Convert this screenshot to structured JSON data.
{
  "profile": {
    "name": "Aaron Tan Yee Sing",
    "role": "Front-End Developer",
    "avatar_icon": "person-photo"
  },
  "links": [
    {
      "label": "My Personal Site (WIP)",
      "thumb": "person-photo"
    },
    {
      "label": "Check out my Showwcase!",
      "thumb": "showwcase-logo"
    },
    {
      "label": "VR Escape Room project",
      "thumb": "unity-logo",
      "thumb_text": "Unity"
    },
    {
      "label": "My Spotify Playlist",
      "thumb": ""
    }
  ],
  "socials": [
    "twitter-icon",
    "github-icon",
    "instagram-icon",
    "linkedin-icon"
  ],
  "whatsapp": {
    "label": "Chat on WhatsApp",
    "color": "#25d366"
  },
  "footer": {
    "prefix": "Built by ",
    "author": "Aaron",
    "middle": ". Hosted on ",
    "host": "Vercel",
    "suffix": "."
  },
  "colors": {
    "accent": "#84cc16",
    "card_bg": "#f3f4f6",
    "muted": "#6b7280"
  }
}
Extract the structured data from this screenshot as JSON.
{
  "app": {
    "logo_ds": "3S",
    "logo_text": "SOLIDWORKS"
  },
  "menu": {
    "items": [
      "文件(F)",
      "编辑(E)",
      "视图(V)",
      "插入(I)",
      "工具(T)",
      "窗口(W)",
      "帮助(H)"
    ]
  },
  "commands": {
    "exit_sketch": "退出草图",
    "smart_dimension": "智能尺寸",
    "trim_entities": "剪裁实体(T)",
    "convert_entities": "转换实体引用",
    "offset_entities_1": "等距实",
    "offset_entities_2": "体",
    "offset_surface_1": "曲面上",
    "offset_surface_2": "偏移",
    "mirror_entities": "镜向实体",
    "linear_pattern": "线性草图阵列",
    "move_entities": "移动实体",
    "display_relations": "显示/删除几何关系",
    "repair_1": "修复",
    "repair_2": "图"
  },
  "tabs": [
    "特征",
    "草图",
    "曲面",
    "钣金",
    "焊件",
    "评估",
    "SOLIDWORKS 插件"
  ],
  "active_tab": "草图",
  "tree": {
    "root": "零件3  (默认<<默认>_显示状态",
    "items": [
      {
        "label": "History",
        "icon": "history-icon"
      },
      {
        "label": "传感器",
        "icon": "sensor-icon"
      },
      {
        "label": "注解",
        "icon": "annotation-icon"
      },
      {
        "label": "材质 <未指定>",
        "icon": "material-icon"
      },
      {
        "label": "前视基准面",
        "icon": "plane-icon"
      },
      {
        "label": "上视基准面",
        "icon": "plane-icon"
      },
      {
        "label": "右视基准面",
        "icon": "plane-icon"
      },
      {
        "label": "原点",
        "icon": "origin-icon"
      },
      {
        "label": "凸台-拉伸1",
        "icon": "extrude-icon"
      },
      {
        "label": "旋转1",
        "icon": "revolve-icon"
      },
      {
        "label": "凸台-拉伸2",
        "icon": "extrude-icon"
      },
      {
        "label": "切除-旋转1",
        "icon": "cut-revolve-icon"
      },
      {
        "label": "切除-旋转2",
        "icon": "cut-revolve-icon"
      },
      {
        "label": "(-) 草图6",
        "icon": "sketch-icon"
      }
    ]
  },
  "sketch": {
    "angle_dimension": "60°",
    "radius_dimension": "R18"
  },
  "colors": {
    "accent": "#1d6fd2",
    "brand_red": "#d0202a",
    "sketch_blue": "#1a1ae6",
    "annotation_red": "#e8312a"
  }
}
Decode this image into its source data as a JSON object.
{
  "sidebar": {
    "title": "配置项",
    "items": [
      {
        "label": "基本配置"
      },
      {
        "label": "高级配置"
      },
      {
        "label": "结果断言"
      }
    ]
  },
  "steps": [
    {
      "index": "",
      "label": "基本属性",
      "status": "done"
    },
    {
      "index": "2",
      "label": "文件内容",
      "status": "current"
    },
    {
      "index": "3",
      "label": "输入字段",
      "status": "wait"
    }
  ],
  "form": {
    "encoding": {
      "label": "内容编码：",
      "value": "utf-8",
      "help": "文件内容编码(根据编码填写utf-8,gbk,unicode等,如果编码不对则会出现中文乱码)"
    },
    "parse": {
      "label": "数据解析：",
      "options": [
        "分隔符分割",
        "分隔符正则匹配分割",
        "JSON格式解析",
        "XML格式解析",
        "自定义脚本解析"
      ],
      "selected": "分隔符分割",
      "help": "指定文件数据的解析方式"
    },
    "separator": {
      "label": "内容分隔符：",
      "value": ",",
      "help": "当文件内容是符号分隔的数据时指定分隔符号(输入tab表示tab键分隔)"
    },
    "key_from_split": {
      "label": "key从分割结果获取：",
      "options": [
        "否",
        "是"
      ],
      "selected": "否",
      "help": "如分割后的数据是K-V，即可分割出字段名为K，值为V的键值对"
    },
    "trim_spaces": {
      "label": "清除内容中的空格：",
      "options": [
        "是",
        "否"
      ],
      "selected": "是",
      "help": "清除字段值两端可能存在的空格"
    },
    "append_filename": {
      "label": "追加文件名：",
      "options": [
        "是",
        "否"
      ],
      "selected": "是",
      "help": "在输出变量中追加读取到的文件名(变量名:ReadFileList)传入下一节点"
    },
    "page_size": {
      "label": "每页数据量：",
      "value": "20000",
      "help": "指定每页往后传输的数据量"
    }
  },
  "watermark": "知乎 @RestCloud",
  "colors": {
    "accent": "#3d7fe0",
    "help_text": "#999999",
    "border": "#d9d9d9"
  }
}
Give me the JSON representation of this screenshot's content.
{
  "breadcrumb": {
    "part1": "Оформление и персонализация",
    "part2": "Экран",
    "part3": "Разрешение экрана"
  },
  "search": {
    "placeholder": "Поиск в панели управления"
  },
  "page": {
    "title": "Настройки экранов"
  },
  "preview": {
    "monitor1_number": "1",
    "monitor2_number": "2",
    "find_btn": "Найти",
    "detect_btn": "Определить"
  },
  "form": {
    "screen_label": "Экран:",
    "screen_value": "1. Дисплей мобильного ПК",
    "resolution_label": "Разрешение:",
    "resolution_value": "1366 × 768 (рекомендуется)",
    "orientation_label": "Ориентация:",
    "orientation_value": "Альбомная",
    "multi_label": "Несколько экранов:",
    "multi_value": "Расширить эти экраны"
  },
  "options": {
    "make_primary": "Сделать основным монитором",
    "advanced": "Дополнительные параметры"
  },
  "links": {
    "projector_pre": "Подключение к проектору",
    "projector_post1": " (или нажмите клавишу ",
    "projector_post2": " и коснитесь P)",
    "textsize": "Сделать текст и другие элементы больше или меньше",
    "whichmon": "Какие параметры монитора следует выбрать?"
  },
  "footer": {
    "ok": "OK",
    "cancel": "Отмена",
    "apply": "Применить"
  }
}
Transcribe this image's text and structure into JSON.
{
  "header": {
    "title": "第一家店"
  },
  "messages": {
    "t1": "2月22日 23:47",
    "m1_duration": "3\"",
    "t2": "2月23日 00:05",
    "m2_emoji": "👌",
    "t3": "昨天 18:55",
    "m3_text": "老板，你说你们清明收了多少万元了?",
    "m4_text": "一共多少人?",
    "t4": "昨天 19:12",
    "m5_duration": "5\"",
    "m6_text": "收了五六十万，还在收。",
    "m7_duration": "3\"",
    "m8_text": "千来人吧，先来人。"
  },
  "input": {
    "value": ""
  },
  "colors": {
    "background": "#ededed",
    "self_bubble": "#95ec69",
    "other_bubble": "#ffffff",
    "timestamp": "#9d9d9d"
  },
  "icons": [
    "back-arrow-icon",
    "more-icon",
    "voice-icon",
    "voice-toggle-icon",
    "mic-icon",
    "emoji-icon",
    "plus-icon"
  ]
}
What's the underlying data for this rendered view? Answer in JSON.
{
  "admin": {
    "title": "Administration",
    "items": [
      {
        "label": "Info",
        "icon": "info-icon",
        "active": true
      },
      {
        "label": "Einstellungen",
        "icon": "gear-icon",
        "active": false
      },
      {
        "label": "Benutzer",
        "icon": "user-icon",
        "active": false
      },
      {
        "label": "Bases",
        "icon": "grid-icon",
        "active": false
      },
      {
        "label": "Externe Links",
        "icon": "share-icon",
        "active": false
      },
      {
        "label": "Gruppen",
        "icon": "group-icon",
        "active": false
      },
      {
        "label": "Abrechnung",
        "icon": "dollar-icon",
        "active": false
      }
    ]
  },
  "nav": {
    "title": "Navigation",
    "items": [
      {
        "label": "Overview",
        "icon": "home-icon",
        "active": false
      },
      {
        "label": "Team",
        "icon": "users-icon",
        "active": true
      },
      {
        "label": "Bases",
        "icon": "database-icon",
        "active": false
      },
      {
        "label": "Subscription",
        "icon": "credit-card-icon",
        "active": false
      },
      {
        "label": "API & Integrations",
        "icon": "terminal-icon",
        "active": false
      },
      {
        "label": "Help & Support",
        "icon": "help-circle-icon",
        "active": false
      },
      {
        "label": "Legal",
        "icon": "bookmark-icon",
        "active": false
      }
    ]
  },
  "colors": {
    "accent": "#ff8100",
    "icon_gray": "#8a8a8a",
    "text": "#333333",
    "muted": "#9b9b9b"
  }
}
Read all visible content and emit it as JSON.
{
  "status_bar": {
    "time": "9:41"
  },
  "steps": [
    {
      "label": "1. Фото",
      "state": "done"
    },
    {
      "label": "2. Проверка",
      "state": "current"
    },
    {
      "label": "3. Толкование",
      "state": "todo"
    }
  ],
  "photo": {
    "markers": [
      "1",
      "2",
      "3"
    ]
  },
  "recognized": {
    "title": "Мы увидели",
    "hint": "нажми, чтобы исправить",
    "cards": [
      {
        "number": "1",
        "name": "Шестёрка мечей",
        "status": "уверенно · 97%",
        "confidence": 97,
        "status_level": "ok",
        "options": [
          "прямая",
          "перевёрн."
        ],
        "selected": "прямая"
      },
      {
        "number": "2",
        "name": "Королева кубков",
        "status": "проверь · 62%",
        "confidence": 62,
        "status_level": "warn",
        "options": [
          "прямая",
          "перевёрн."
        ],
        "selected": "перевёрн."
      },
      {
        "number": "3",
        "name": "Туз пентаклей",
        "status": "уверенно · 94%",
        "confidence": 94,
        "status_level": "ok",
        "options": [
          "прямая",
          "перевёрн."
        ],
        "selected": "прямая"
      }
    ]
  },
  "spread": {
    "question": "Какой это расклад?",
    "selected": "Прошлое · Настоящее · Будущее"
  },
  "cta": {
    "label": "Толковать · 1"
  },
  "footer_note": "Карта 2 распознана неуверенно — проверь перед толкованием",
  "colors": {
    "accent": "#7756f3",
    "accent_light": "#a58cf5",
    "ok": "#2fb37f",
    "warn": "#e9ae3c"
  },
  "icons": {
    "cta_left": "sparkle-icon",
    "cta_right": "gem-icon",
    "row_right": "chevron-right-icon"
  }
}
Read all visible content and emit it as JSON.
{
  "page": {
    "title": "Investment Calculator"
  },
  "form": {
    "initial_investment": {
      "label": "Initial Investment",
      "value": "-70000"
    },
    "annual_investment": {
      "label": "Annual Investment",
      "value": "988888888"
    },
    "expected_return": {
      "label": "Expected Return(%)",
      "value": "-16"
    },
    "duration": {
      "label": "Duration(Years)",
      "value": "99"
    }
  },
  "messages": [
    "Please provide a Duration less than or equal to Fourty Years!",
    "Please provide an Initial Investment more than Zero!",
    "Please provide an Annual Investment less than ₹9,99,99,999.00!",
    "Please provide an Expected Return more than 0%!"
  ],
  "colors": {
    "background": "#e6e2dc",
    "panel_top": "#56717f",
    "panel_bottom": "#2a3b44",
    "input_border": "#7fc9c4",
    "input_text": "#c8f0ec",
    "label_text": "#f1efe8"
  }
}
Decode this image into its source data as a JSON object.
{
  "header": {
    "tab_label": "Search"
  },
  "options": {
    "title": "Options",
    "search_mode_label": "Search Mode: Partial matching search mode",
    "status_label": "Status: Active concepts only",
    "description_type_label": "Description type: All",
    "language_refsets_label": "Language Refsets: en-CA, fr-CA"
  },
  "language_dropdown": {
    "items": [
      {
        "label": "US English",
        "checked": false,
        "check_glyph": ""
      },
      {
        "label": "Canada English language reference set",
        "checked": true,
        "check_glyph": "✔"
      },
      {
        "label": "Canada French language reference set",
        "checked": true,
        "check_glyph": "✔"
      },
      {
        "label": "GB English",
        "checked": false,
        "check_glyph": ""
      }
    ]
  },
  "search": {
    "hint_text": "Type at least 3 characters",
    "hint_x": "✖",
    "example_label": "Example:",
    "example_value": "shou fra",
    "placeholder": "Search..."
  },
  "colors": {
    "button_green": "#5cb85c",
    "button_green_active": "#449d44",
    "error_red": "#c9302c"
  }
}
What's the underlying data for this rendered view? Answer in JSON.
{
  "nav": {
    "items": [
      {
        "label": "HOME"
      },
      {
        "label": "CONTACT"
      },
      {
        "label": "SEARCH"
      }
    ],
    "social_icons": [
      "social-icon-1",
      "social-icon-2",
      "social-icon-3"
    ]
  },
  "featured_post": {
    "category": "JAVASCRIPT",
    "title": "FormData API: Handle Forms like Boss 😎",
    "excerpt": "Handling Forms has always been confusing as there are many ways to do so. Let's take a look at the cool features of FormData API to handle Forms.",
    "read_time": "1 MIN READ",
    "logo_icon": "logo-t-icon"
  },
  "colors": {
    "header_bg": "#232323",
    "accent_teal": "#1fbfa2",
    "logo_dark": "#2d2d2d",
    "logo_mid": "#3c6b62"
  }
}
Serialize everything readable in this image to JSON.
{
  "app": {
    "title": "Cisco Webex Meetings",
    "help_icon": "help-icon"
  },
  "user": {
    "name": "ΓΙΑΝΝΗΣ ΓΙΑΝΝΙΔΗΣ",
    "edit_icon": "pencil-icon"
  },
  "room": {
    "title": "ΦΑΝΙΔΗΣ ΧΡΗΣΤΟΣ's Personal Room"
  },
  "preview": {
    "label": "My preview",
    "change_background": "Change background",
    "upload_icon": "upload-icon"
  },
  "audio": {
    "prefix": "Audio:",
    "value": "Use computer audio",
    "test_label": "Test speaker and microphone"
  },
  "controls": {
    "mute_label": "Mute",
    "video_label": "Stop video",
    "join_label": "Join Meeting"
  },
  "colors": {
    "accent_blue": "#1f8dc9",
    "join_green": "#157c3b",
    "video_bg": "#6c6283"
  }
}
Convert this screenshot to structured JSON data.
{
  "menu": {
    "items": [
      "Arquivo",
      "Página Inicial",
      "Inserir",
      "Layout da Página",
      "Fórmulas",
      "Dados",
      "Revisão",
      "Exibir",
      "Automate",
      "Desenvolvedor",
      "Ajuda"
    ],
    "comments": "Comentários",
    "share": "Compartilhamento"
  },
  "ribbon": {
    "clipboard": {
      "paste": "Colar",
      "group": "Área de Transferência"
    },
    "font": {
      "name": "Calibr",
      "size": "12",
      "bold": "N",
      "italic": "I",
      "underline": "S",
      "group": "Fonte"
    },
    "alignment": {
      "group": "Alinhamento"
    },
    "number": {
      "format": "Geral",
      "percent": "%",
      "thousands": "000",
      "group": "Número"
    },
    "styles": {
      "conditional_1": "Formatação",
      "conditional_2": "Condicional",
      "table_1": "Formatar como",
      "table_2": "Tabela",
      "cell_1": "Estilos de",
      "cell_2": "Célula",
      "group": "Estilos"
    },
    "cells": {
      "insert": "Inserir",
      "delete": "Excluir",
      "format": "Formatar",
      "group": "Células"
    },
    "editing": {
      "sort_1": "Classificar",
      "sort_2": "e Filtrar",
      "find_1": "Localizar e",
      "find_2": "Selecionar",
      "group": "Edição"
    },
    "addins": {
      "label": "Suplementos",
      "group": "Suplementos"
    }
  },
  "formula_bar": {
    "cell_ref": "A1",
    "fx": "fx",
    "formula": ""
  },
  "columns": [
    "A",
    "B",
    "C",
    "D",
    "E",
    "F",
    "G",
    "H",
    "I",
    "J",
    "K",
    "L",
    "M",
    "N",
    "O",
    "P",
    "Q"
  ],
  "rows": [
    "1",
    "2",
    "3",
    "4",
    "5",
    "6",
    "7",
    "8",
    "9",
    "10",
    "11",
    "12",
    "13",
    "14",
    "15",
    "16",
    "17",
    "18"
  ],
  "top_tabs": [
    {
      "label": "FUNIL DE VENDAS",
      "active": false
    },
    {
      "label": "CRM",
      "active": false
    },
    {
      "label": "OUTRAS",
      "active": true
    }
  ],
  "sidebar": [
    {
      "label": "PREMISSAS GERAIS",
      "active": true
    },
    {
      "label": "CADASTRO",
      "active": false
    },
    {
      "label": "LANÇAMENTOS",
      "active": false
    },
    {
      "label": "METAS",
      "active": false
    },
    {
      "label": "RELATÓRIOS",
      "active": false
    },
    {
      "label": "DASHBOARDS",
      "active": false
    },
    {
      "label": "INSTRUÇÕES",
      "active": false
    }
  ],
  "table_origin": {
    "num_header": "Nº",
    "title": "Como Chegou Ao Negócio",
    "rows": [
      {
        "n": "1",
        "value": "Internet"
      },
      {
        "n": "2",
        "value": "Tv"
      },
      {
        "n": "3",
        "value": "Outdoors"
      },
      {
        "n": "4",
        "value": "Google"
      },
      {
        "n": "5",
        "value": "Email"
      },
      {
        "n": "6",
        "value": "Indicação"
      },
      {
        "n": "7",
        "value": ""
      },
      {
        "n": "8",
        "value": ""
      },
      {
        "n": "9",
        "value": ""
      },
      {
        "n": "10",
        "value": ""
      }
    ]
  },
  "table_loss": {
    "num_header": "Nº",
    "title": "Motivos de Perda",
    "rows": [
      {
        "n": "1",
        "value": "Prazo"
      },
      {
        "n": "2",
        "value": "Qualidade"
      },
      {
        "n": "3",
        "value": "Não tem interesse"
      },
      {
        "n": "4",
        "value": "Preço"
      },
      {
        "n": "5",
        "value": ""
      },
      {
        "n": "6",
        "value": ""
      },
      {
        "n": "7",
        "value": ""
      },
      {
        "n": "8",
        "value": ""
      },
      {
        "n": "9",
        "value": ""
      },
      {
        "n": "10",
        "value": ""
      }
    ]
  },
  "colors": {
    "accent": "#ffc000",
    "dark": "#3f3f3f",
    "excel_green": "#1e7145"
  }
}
----------------------------------------
→ Problem details:
Using the listing above, show each line holding the string "Years".

→ The solution:
      "label": "Duration(Years)",
    "Please provide a Duration less than or equal to Fourty Years!",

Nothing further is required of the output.